**EXCERPTED TEXT:**
>>>

Thursday, August 25, 2011

PECULIAR KENYANS


“I have finally swallowed my pride and accepted what Michael Joseph said about Kenyans. We are a people with peculiar habits.” I said this as amidst the boys, you have met Martin (albeit in brief). It is he and the others who make me say this statement.

The other day, my boys and I were remembering the days when we got away with what we did.

It is only in Kenya where a lad in his right senses when busted with a lady in his father’s compound boldly says to the father “tulisoma nay eye class 8” as Martin always did. He did this with the most innocent look on his face that the father had nothing else but believe his son.

Kevin on his part was the most holy of the group, we used to tease and say that he was so holy that the devil knew him on a personal basis. He was holy because he could never lie. *wth*
Everybody lies but he would never lie. He is the reason why we never make plans in his ear shot. There was this time that we planned to sneak out of school and go to the neighbouring shopping centre for a spree.  Our plan was water tight as we were to go during the games time and sneak back before supper (usually of ugali and poorly boiled sukuma wiki).

<<<

**TO BE DONE:**
1. In the post on peculiar Kenyans, rewrite the paragraph beginning "It is only in Kenya" more briefly, keeping its main facts.
2. In the post on peculiar Kenyans, give the passage again starting at "It is only in" and ending at "boiled sukuma wiki).", swapping "holy" for "saintly".

**RECORDS PROVIDED:**
>>>

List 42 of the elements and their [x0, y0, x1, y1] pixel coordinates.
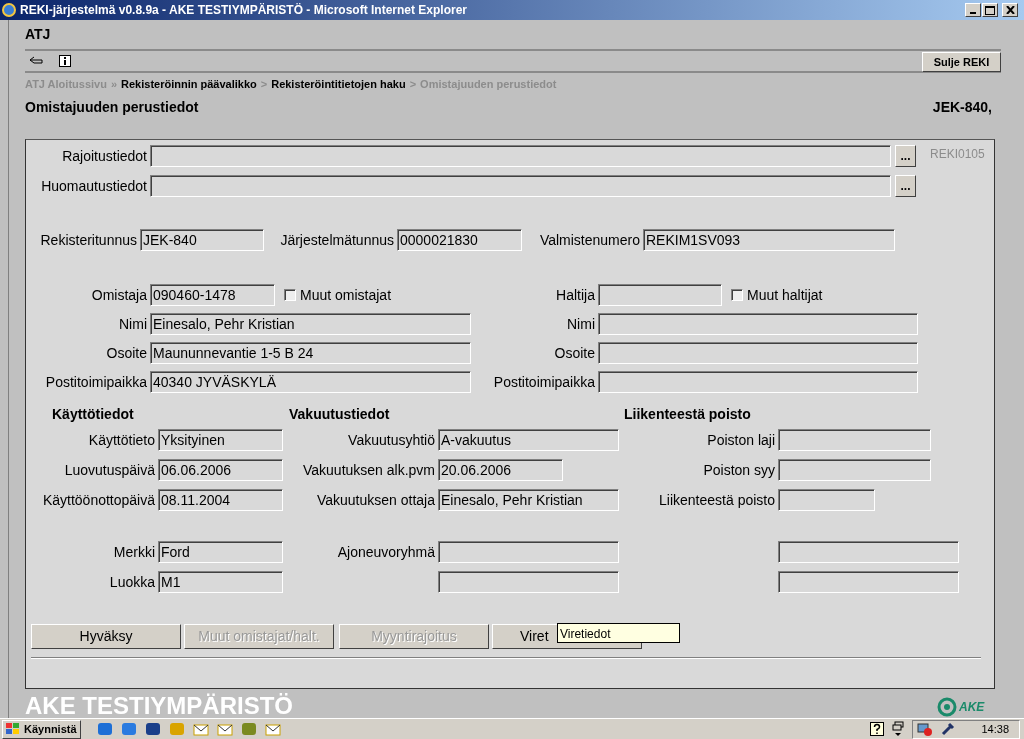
page-title: Omistajuuden perustiedot	[25, 98, 199, 117]
section-heading: Liikenteestä poisto	[624, 406, 751, 422]
vehicle-id: JEK-840,	[932, 98, 992, 117]
section-heading: Käyttötiedot	[52, 406, 134, 422]
field-label: Liikenteestä poisto	[658, 490, 776, 510]
field-label: Merkki	[112, 542, 156, 562]
section-heading: Vakuutustiedot	[289, 406, 390, 422]
field-label: Postitoimipaikka	[44, 372, 148, 392]
breadcrumb-item: >	[260, 77, 268, 92]
field-label: Järjestelmätunnus	[279, 230, 395, 250]
checkbox-label: Muut haltijat	[747, 285, 823, 305]
field-label: Poiston syy	[702, 460, 776, 480]
field-label: Postitoimipaikka	[492, 372, 596, 392]
field-label: Poiston laji	[706, 430, 776, 450]
tooltip: Viretiedot	[557, 623, 680, 643]
field-label: Omistaja	[90, 285, 148, 305]
field-label: Nimi	[118, 314, 148, 334]
breadcrumb-item: »	[110, 77, 118, 92]
window-title: REKI-järjestelmä v0.8.9a - AKE TESTIYMPÄRISTÖ - Microsoft Internet Explorer	[20, 2, 467, 19]
field-label: Vakuutusyhtiö	[347, 430, 436, 450]
field-label: Nimi	[566, 314, 596, 334]
screen-code: REKI0105	[930, 146, 985, 163]
environment-title: AKE TESTIYMPÄRISTÖ	[25, 692, 294, 720]
logo-text: AKE	[959, 699, 985, 716]
field-label: Käyttötieto	[87, 430, 156, 450]
field-label: Vakuutuksen ottaja	[315, 490, 436, 510]
checkbox-label: Muut omistajat	[300, 285, 392, 305]
field-label: Rajoitustiedot	[61, 146, 148, 166]
app-title: ATJ	[24, 25, 52, 44]
field-label: Rekisteritunnus	[39, 230, 138, 250]
field-label: Käyttöönottopäivä	[41, 490, 156, 510]
field-label: Luovutuspäivä	[63, 460, 156, 480]
clock: 14:38	[981, 721, 1009, 737]
field-label: Osoite	[105, 343, 148, 363]
field-label: Huomautustiedot	[40, 176, 148, 196]
field-label: Vakuutuksen alk.pvm	[301, 460, 436, 480]
field-label: Haltija	[555, 285, 596, 305]
field-label: Valmistenumero	[538, 230, 641, 250]
field-label: Ajoneuvoryhmä	[336, 542, 436, 562]
field-label: Osoite	[553, 343, 596, 363]
breadcrumb-item: >	[409, 77, 417, 92]
field-label: Luokka	[108, 572, 156, 592]
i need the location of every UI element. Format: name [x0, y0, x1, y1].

<<<

**CORRECT ANSWERS:**
1. Only in Kenya would a sensible young man caught with a girl in his father's compound boldly tell his father "tulisoma nay eye class 8," as Martin always did. He looked so innocent that his father could only believe him.

2.
It is only in Kenya where a lad in his right senses when busted with a lady in his father’s compound boldly says to the father “tulisoma nay eye class 8” as Martin always did. He did this with the most innocent look on his face that the father had nothing else but believe his son.

Kevin on his part was the most saintly of the group, we used to tease and say that he was so saintly that the devil knew him on a personal basis. He was saintly because he could never lie. *wth*
Everybody lies but he would never lie. He is the reason why we never make plans in his ear shot. There was this time that we planned to sneak out of school and go to the neighbouring shopping centre for a spree.  Our plan was water tight as we were to go during the games time and sneak back before supper (usually of ugali and poorly boiled sukuma wiki).